- EXERCISE AIM
Write out each record again exactly as it stands.

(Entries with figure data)
◆ ◆ ◆ ◆
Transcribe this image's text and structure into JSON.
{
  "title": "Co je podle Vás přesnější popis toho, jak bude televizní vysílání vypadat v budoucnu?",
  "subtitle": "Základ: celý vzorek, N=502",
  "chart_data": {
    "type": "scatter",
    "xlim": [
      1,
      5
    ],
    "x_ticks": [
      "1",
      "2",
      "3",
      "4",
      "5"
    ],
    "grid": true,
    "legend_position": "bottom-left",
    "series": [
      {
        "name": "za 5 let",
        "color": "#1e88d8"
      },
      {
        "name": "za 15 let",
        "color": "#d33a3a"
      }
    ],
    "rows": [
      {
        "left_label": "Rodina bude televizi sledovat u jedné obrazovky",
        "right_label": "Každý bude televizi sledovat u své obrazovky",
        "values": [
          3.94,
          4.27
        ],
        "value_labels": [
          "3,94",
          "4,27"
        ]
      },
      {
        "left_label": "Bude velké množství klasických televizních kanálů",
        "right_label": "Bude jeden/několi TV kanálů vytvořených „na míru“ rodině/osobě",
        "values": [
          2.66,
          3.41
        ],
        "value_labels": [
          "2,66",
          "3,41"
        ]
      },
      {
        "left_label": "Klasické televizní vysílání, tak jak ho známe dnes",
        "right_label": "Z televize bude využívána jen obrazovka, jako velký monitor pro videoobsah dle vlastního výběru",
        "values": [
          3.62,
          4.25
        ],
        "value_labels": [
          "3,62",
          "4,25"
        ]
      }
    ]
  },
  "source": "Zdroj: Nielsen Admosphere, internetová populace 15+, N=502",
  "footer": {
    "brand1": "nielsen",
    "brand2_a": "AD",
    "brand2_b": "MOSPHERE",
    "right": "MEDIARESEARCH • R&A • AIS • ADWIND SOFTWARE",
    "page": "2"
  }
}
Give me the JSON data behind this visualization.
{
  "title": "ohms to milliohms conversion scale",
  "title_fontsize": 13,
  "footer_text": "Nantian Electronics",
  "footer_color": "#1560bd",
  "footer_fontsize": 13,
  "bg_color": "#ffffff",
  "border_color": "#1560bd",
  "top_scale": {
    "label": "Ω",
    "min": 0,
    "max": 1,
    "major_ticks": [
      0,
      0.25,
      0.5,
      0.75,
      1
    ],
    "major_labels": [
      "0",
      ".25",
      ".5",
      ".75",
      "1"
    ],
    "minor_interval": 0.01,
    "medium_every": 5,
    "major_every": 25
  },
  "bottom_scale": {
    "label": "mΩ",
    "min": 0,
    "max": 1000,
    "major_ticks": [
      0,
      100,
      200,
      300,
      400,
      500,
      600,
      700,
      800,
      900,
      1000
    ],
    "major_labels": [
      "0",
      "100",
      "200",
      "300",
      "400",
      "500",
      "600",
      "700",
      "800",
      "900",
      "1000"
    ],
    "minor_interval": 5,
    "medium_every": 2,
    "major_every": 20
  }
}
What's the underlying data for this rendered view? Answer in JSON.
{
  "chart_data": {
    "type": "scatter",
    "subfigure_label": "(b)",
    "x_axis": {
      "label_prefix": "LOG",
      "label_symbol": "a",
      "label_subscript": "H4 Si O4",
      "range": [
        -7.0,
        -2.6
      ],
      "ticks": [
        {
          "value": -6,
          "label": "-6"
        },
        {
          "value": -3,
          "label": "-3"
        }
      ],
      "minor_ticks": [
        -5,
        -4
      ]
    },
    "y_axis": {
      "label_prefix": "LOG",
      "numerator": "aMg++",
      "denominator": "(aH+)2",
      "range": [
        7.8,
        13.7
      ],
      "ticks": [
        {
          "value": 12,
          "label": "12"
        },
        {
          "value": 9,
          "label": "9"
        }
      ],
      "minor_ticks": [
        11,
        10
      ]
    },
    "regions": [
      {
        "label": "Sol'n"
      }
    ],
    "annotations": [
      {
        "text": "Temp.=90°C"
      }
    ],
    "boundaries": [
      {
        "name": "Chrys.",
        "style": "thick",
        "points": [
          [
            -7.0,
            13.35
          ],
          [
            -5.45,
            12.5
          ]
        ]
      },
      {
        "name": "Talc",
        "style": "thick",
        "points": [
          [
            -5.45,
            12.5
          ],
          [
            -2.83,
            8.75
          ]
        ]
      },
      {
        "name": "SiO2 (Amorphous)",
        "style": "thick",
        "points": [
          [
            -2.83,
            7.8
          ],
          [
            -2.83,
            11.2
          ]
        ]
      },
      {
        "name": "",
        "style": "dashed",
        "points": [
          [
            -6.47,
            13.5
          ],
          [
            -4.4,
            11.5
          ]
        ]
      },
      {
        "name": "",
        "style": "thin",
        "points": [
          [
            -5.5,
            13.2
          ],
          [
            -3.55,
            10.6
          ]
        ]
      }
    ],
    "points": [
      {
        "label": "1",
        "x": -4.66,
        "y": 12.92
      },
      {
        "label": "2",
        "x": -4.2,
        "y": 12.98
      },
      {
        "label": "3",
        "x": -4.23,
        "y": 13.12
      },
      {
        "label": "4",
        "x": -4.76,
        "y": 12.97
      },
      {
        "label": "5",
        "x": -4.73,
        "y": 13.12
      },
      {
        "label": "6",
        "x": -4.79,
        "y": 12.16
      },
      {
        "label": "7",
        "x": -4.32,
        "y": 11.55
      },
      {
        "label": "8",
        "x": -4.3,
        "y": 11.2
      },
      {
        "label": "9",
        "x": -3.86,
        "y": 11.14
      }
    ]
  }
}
◆ ◆ ◆ ◆
- OUTPUT
Transcribe this image's text and structure into JSON.
{
  "title": "Co je podle Vás přesnější popis toho, jak bude televizní vysílání vypadat v budoucnu?",
  "subtitle": "Základ: celý vzorek, N=502",
  "chart_data": {
    "type": "scatter",
    "xlim": [
      1,
      5
    ],
    "x_ticks": [
      "1",
      "2",
      "3",
      "4",
      "5"
    ],
    "grid": true,
    "legend_position": "bottom-left",
    "series": [
      {
        "name": "za 5 let",
        "color": "#1e88d8"
      },
      {
        "name": "za 15 let",
        "color": "#d33a3a"
      }
    ],
    "rows": [
      {
        "left_label": "Rodina bude televizi sledovat u jedné obrazovky",
        "right_label": "Každý bude televizi sledovat u své obrazovky",
        "values": [
          3.94,
          4.27
        ],
        "value_labels": [
          "3,94",
          "4,27"
        ]
      },
      {
        "left_label": "Bude velké množství klasických televizních kanálů",
        "right_label": "Bude jeden/několi TV kanálů vytvořených „na míru“ rodině/osobě",
        "values": [
          2.66,
          3.41
        ],
        "value_labels": [
          "2,66",
          "3,41"
        ]
      },
      {
        "left_label": "Klasické televizní vysílání, tak jak ho známe dnes",
        "right_label": "Z televize bude využívána jen obrazovka, jako velký monitor pro videoobsah dle vlastního výběru",
        "values": [
          3.62,
          4.25
        ],
        "value_labels": [
          "3,62",
          "4,25"
        ]
      }
    ]
  },
  "source": "Zdroj: Nielsen Admosphere, internetová populace 15+, N=502",
  "footer": {
    "brand1": "nielsen",
    "brand2_a": "AD",
    "brand2_b": "MOSPHERE",
    "right": "MEDIARESEARCH • R&A • AIS • ADWIND SOFTWARE",
    "page": "2"
  }
}
Give me the JSON data behind this visualization.
{
  "title": "ohms to milliohms conversion scale",
  "title_fontsize": 13,
  "footer_text": "Nantian Electronics",
  "footer_color": "#1560bd",
  "footer_fontsize": 13,
  "bg_color": "#ffffff",
  "border_color": "#1560bd",
  "top_scale": {
    "label": "Ω",
    "min": 0,
    "max": 1,
    "major_ticks": [
      0,
      0.25,
      0.5,
      0.75,
      1
    ],
    "major_labels": [
      "0",
      ".25",
      ".5",
      ".75",
      "1"
    ],
    "minor_interval": 0.01,
    "medium_every": 5,
    "major_every": 25
  },
  "bottom_scale": {
    "label": "mΩ",
    "min": 0,
    "max": 1000,
    "major_ticks": [
      0,
      100,
      200,
      300,
      400,
      500,
      600,
      700,
      800,
      900,
      1000
    ],
    "major_labels": [
      "0",
      "100",
      "200",
      "300",
      "400",
      "500",
      "600",
      "700",
      "800",
      "900",
      "1000"
    ],
    "minor_interval": 5,
    "medium_every": 2,
    "major_every": 20
  }
}
What's the underlying data for this rendered view? Answer in JSON.
{
  "chart_data": {
    "type": "scatter",
    "subfigure_label": "(b)",
    "x_axis": {
      "label_prefix": "LOG",
      "label_symbol": "a",
      "label_subscript": "H4 Si O4",
      "range": [
        -7.0,
        -2.6
      ],
      "ticks": [
        {
          "value": -6,
          "label": "-6"
        },
        {
          "value": -3,
          "label": "-3"
        }
      ],
      "minor_ticks": [
        -5,
        -4
      ]
    },
    "y_axis": {
      "label_prefix": "LOG",
      "numerator": "aMg++",
      "denominator": "(aH+)2",
      "range": [
        7.8,
        13.7
      ],
      "ticks": [
        {
          "value": 12,
          "label": "12"
        },
        {
          "value": 9,
          "label": "9"
        }
      ],
      "minor_ticks": [
        11,
        10
      ]
    },
    "regions": [
      {
        "label": "Sol'n"
      }
    ],
    "annotations": [
      {
        "text": "Temp.=90°C"
      }
    ],
    "boundaries": [
      {
        "name": "Chrys.",
        "style": "thick",
        "points": [
          [
            -7.0,
            13.35
          ],
          [
            -5.45,
            12.5
          ]
        ]
      },
      {
        "name": "Talc",
        "style": "thick",
        "points": [
          [
            -5.45,
            12.5
          ],
          [
            -2.83,
            8.75
          ]
        ]
      },
      {
        "name": "SiO2 (Amorphous)",
        "style": "thick",
        "points": [
          [
            -2.83,
            7.8
          ],
          [
            -2.83,
            11.2
          ]
        ]
      },
      {
        "name": "",
        "style": "dashed",
        "points": [
          [
            -6.47,
            13.5
          ],
          [
            -4.4,
            11.5
          ]
        ]
      },
      {
        "name": "",
        "style": "thin",
        "points": [
          [
            -5.5,
            13.2
          ],
          [
            -3.55,
            10.6
          ]
        ]
      }
    ],
    "points": [
      {
        "label": "1",
        "x": -4.66,
        "y": 12.92
      },
      {
        "label": "2",
        "x": -4.2,
        "y": 12.98
      },
      {
        "label": "3",
        "x": -4.23,
        "y": 13.12
      },
      {
        "label": "4",
        "x": -4.76,
        "y": 12.97
      },
      {
        "label": "5",
        "x": -4.73,
        "y": 13.12
      },
      {
        "label": "6",
        "x": -4.79,
        "y": 12.16
      },
      {
        "label": "7",
        "x": -4.32,
        "y": 11.55
      },
      {
        "label": "8",
        "x": -4.3,
        "y": 11.2
      },
      {
        "label": "9",
        "x": -3.86,
        "y": 11.14
      }
    ]
  }
}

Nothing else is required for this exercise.